>> begin

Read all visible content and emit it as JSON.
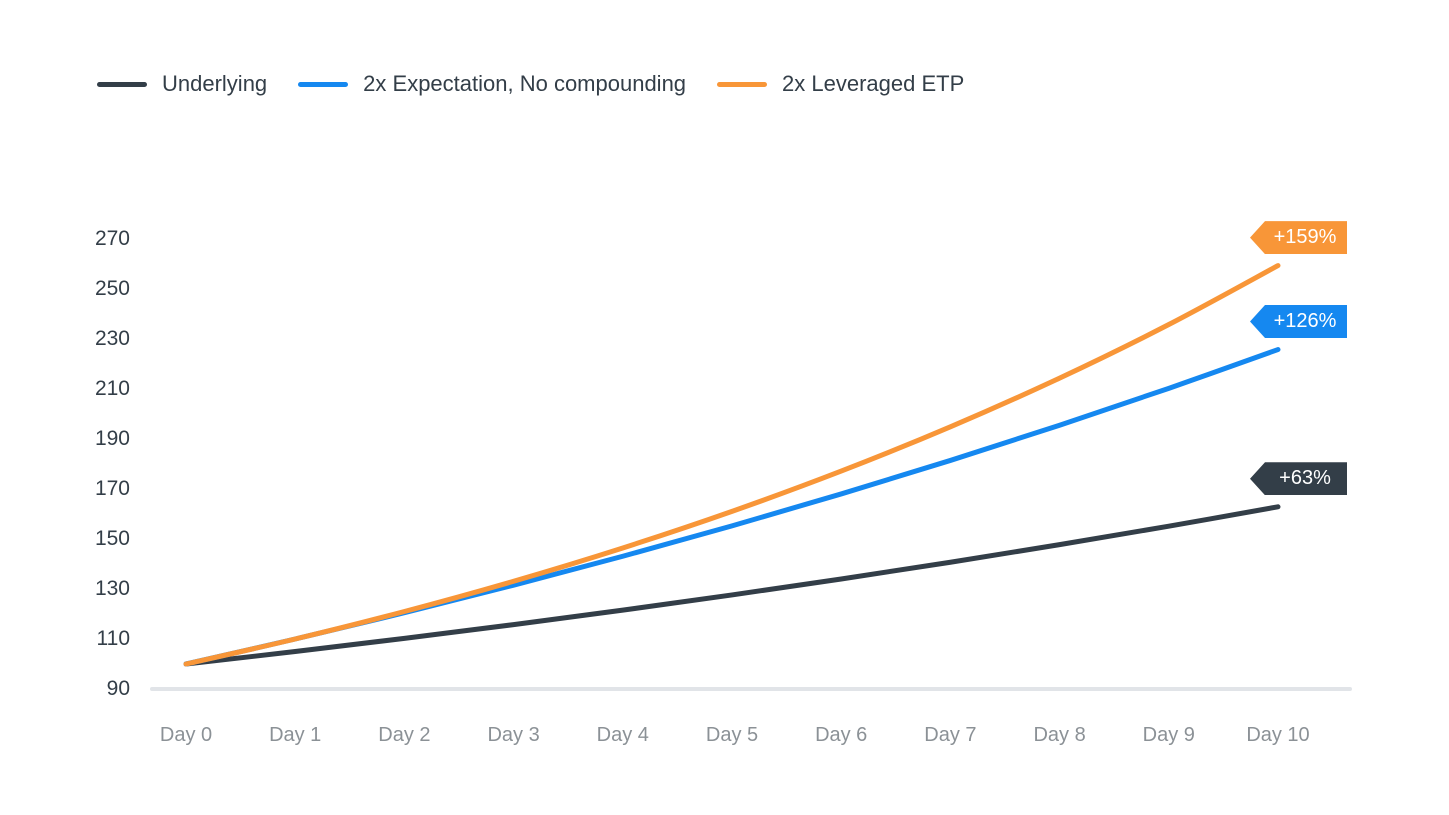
{
  "colors": {
    "background": "#ffffff",
    "axis_line": "#e1e4e8",
    "x_label": "#8b9196",
    "y_label": "#333e48",
    "badge_text": "#ffffff"
  },
  "chart_data": {
    "type": "line",
    "title": "",
    "xlabel": "",
    "ylabel": "",
    "categories": [
      "Day 0",
      "Day 1",
      "Day 2",
      "Day 3",
      "Day 4",
      "Day 5",
      "Day 6",
      "Day 7",
      "Day 8",
      "Day 9",
      "Day 10"
    ],
    "x_values": [
      0,
      1,
      2,
      3,
      4,
      5,
      6,
      7,
      8,
      9,
      10
    ],
    "ylim": [
      90,
      270
    ],
    "y_ticks": [
      90,
      110,
      130,
      150,
      170,
      190,
      210,
      230,
      250,
      270
    ],
    "grid": false,
    "legend_position": "top-left",
    "series": [
      {
        "name": "Underlying",
        "color": "#333e48",
        "end_label": "+63%",
        "values": [
          100,
          105,
          110.25,
          115.76,
          121.55,
          127.63,
          134.01,
          140.71,
          147.75,
          155.13,
          162.89
        ]
      },
      {
        "name": "2x Expectation, No compounding",
        "color": "#1588f0",
        "end_label": "+126%",
        "values": [
          100,
          110,
          120.5,
          131.53,
          143.1,
          155.26,
          168.02,
          181.42,
          195.5,
          210.27,
          225.78
        ]
      },
      {
        "name": "2x Leveraged ETP",
        "color": "#f89638",
        "end_label": "+159%",
        "values": [
          100,
          110,
          121,
          133.1,
          146.41,
          161.05,
          177.16,
          194.87,
          214.36,
          235.79,
          259.37
        ]
      }
    ]
  }
}
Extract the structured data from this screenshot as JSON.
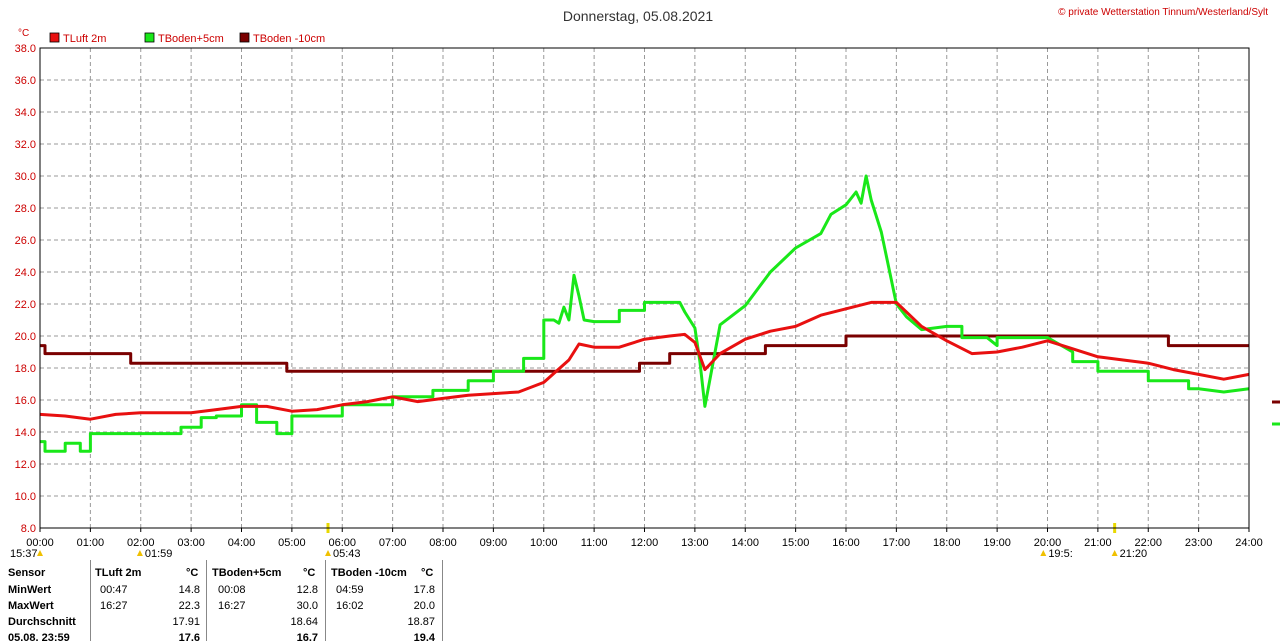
{
  "chart_data": {
    "type": "line",
    "title": "Donnerstag, 05.08.2021",
    "copyright": "© private Wetterstation Tinnum/Westerland/Sylt",
    "yunit": "°C",
    "ylim": [
      8.0,
      38.0
    ],
    "yticks": [
      "8.0",
      "10.0",
      "12.0",
      "14.0",
      "16.0",
      "18.0",
      "20.0",
      "22.0",
      "24.0",
      "26.0",
      "28.0",
      "30.0",
      "32.0",
      "34.0",
      "36.0",
      "38.0"
    ],
    "xlim": [
      0,
      24
    ],
    "xticks": [
      "00:00",
      "01:00",
      "02:00",
      "03:00",
      "04:00",
      "05:00",
      "06:00",
      "07:00",
      "08:00",
      "09:00",
      "10:00",
      "11:00",
      "12:00",
      "13:00",
      "14:00",
      "15:00",
      "16:00",
      "17:00",
      "18:00",
      "19:00",
      "20:00",
      "21:00",
      "22:00",
      "23:00",
      "24:00"
    ],
    "grid": true,
    "legend_position": "top-left",
    "series": [
      {
        "name": "TLuft 2m",
        "color": "#e81010",
        "x": [
          0,
          0.5,
          1,
          1.5,
          2,
          2.5,
          3,
          3.5,
          4,
          4.5,
          5,
          5.5,
          6,
          6.5,
          7,
          7.5,
          8,
          8.5,
          9,
          9.5,
          10,
          10.5,
          10.7,
          11,
          11.5,
          12,
          12.5,
          12.8,
          13,
          13.2,
          13.5,
          14,
          14.5,
          15,
          15.5,
          16,
          16.5,
          17,
          17.5,
          18,
          18.5,
          19,
          19.5,
          20,
          20.5,
          21,
          21.5,
          22,
          22.5,
          23,
          23.5,
          24
        ],
        "y": [
          15.1,
          15.0,
          14.8,
          15.1,
          15.2,
          15.2,
          15.2,
          15.4,
          15.6,
          15.6,
          15.3,
          15.4,
          15.7,
          15.9,
          16.2,
          15.9,
          16.1,
          16.3,
          16.4,
          16.5,
          17.1,
          18.5,
          19.5,
          19.3,
          19.3,
          19.8,
          20.0,
          20.1,
          19.6,
          17.9,
          18.9,
          19.8,
          20.3,
          20.6,
          21.3,
          21.7,
          22.1,
          22.1,
          20.6,
          19.7,
          18.9,
          19.0,
          19.3,
          19.7,
          19.2,
          18.7,
          18.5,
          18.3,
          17.9,
          17.6,
          17.3,
          17.6
        ]
      },
      {
        "name": "TBoden+5cm",
        "color": "#19e819",
        "x": [
          0,
          0.1,
          0.1,
          0.5,
          0.5,
          0.8,
          0.8,
          1.0,
          1.0,
          2.0,
          2.8,
          2.8,
          3.2,
          3.2,
          3.5,
          3.5,
          4.0,
          4.0,
          4.3,
          4.3,
          4.7,
          4.7,
          5.0,
          5.0,
          6.0,
          6.0,
          7.0,
          7.0,
          7.8,
          7.8,
          8.5,
          8.5,
          9.0,
          9.0,
          9.6,
          9.6,
          10.0,
          10.0,
          10.2,
          10.3,
          10.4,
          10.5,
          10.6,
          10.7,
          10.8,
          11.0,
          11.5,
          11.5,
          12.0,
          12.0,
          12.7,
          12.8,
          13.0,
          13.1,
          13.2,
          13.5,
          14.0,
          14.5,
          15.0,
          15.5,
          15.7,
          16.0,
          16.2,
          16.3,
          16.4,
          16.5,
          16.7,
          17.0,
          17.2,
          17.5,
          18.0,
          18.3,
          18.3,
          18.8,
          19.0,
          19.0,
          20.0,
          20.5,
          20.5,
          21.0,
          21.0,
          22.0,
          22.0,
          22.8,
          22.8,
          23.0,
          23.5,
          24.0
        ],
        "y": [
          13.4,
          13.4,
          12.8,
          12.8,
          13.3,
          13.3,
          12.8,
          12.8,
          13.9,
          13.9,
          13.9,
          14.3,
          14.3,
          14.9,
          14.9,
          15.0,
          15.0,
          15.7,
          15.7,
          14.6,
          14.6,
          13.9,
          13.9,
          15.0,
          15.0,
          15.7,
          15.7,
          16.2,
          16.2,
          16.6,
          16.6,
          17.2,
          17.2,
          17.8,
          17.8,
          18.6,
          18.6,
          21.0,
          21.0,
          20.8,
          21.8,
          21.0,
          23.8,
          22.5,
          21.0,
          20.9,
          20.9,
          21.6,
          21.6,
          22.1,
          22.1,
          21.5,
          20.5,
          18.4,
          15.6,
          20.7,
          21.9,
          24.0,
          25.5,
          26.4,
          27.6,
          28.2,
          29.0,
          28.3,
          30.0,
          28.5,
          26.5,
          22.0,
          21.2,
          20.4,
          20.6,
          20.6,
          19.9,
          19.9,
          19.4,
          19.9,
          19.9,
          19.0,
          18.4,
          18.4,
          17.8,
          17.8,
          17.2,
          17.2,
          16.7,
          16.7,
          16.5,
          16.7
        ]
      },
      {
        "name": "TBoden -10cm",
        "color": "#7a0000",
        "x": [
          0,
          0.1,
          0.1,
          1.8,
          1.8,
          4.9,
          4.9,
          9.8,
          9.8,
          11.9,
          11.9,
          12.5,
          12.5,
          14.4,
          14.4,
          16.0,
          16.0,
          22.4,
          22.4,
          24.0
        ],
        "y": [
          19.4,
          19.4,
          18.9,
          18.9,
          18.3,
          18.3,
          17.8,
          17.8,
          17.8,
          17.8,
          18.3,
          18.3,
          18.9,
          18.9,
          19.4,
          19.4,
          20.0,
          20.0,
          19.4,
          19.4
        ]
      }
    ],
    "sun_markers": [
      {
        "x": 0.0,
        "label": "15:37"
      },
      {
        "x": 1.983,
        "label": "01:59"
      },
      {
        "x": 5.717,
        "label": "05:43"
      },
      {
        "x": 19.917,
        "label": "19:5:"
      },
      {
        "x": 21.333,
        "label": "21:20"
      }
    ]
  },
  "stats_table": {
    "header": {
      "sensor": "Sensor",
      "s1": "TLuft 2m",
      "s2": "TBoden+5cm",
      "s3": "TBoden -10cm",
      "unit": "°C"
    },
    "rows": [
      {
        "label": "MinWert",
        "t1": "00:47",
        "v1": "14.8",
        "t2": "00:08",
        "v2": "12.8",
        "t3": "04:59",
        "v3": "17.8"
      },
      {
        "label": "MaxWert",
        "t1": "16:27",
        "v1": "22.3",
        "t2": "16:27",
        "v2": "30.0",
        "t3": "16:02",
        "v3": "20.0"
      },
      {
        "label": "Durchschnitt",
        "t1": "",
        "v1": "17.91",
        "t2": "",
        "v2": "18.64",
        "t3": "",
        "v3": "18.87"
      },
      {
        "label": "05.08. 23:59",
        "t1": "",
        "v1": "17.6",
        "t2": "",
        "v2": "16.7",
        "t3": "",
        "v3": "19.4"
      }
    ]
  }
}
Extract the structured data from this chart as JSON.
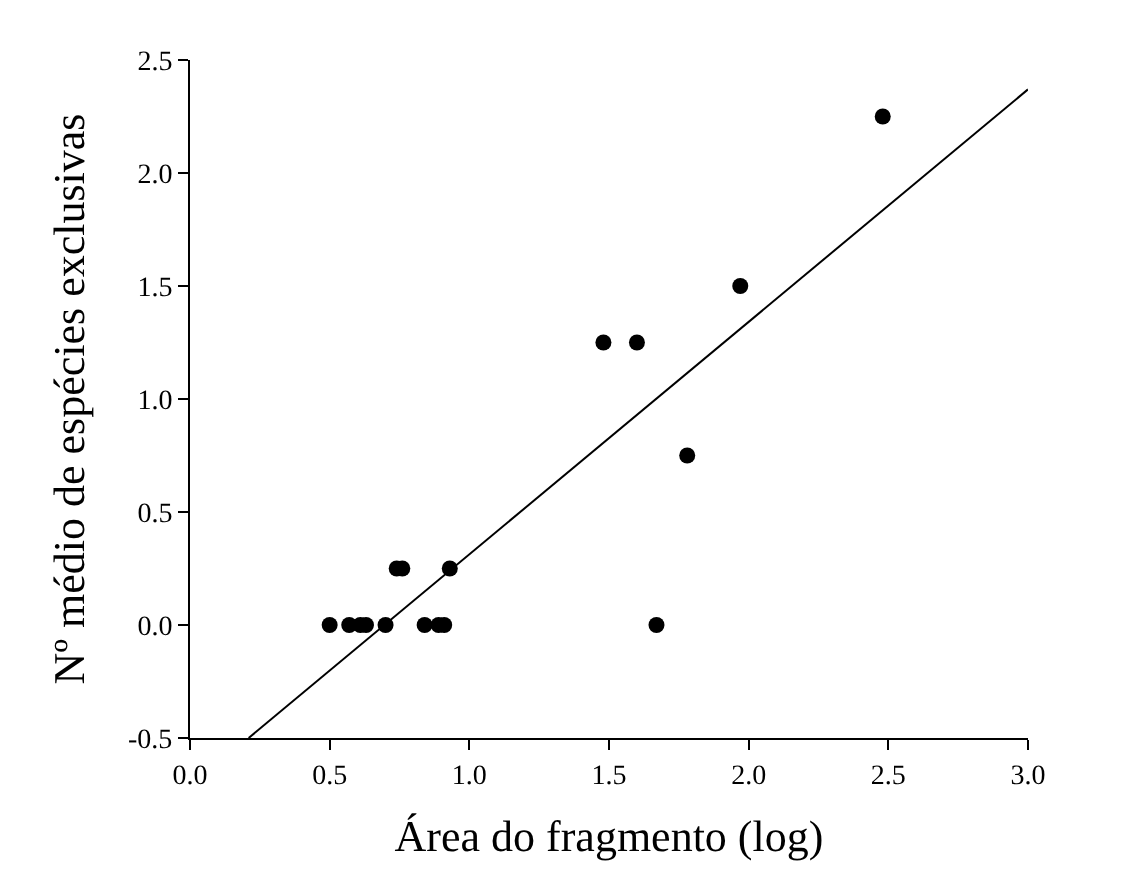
{
  "chart_data": {
    "type": "scatter",
    "xlabel": "Área do fragmento (log)",
    "ylabel": "Nº médio de espécies exclusivas",
    "series": [
      {
        "color": "#000000",
        "marker": "circle",
        "x": [
          0.5,
          0.57,
          0.61,
          0.63,
          0.7,
          0.84,
          0.89,
          0.91,
          0.74,
          0.76,
          0.93,
          1.48,
          1.6,
          1.67,
          1.78,
          1.97,
          2.48
        ],
        "values": [
          0,
          0,
          0,
          0,
          0,
          0,
          0,
          0,
          0.25,
          0.25,
          0.25,
          1.25,
          1.25,
          0,
          0.75,
          1.5,
          2.25
        ]
      },
      {
        "type": "line",
        "color": "#000000",
        "marker": "none",
        "x": [
          0.21,
          3.0
        ],
        "values": [
          -0.5,
          2.37
        ]
      }
    ],
    "xlim": [
      0,
      3
    ],
    "xticks": [
      {
        "value": 0,
        "label": "0.0"
      },
      {
        "value": 0.5,
        "label": "0.5"
      },
      {
        "value": 1,
        "label": "1.0"
      },
      {
        "value": 1.5,
        "label": "1.5"
      },
      {
        "value": 2,
        "label": "2.0"
      },
      {
        "value": 2.5,
        "label": "2.5"
      },
      {
        "value": 3,
        "label": "3.0"
      }
    ],
    "ylim": [
      -0.5,
      2.5
    ],
    "yticks": [
      {
        "value": -0.5,
        "label": "-0.5"
      },
      {
        "value": 0,
        "label": "0.0"
      },
      {
        "value": 0.5,
        "label": "0.5"
      },
      {
        "value": 1,
        "label": "1.0"
      },
      {
        "value": 1.5,
        "label": "1.5"
      },
      {
        "value": 2,
        "label": "2.0"
      },
      {
        "value": 2.5,
        "label": "2.5"
      }
    ],
    "grid": false
  }
}
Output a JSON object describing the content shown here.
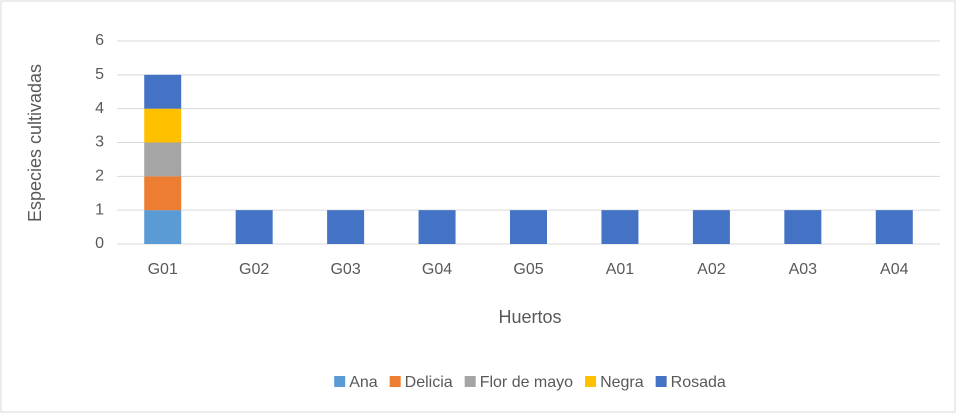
{
  "chart_data": {
    "type": "stacked_bar",
    "categories": [
      "G01",
      "G02",
      "G03",
      "G04",
      "G05",
      "A01",
      "A02",
      "A03",
      "A04"
    ],
    "series": [
      {
        "name": "Ana",
        "color": "#5b9bd5",
        "values": [
          1,
          0,
          0,
          0,
          0,
          0,
          0,
          0,
          0
        ]
      },
      {
        "name": "Delicia",
        "color": "#ed7d31",
        "values": [
          1,
          0,
          0,
          0,
          0,
          0,
          0,
          0,
          0
        ]
      },
      {
        "name": "Flor de mayo",
        "color": "#a5a5a5",
        "values": [
          1,
          0,
          0,
          0,
          0,
          0,
          0,
          0,
          0
        ]
      },
      {
        "name": "Negra",
        "color": "#ffc000",
        "values": [
          1,
          0,
          0,
          0,
          0,
          0,
          0,
          0,
          0
        ]
      },
      {
        "name": "Rosada",
        "color": "#4472c4",
        "values": [
          1,
          1,
          1,
          1,
          1,
          1,
          1,
          1,
          1
        ]
      }
    ],
    "xlabel": "Huertos",
    "ylabel": "Especies cultivadas",
    "ylim": [
      0,
      6
    ],
    "yticks": [
      0,
      1,
      2,
      3,
      4,
      5,
      6
    ],
    "grid": true,
    "legend": "bottom"
  }
}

>> end

**Task:** Find all lines holding the string "Extract" and copy them.

**Complete answer:**
Extract the structured data from this screenshot as JSON.
Extract the structured data from this chart as JSON.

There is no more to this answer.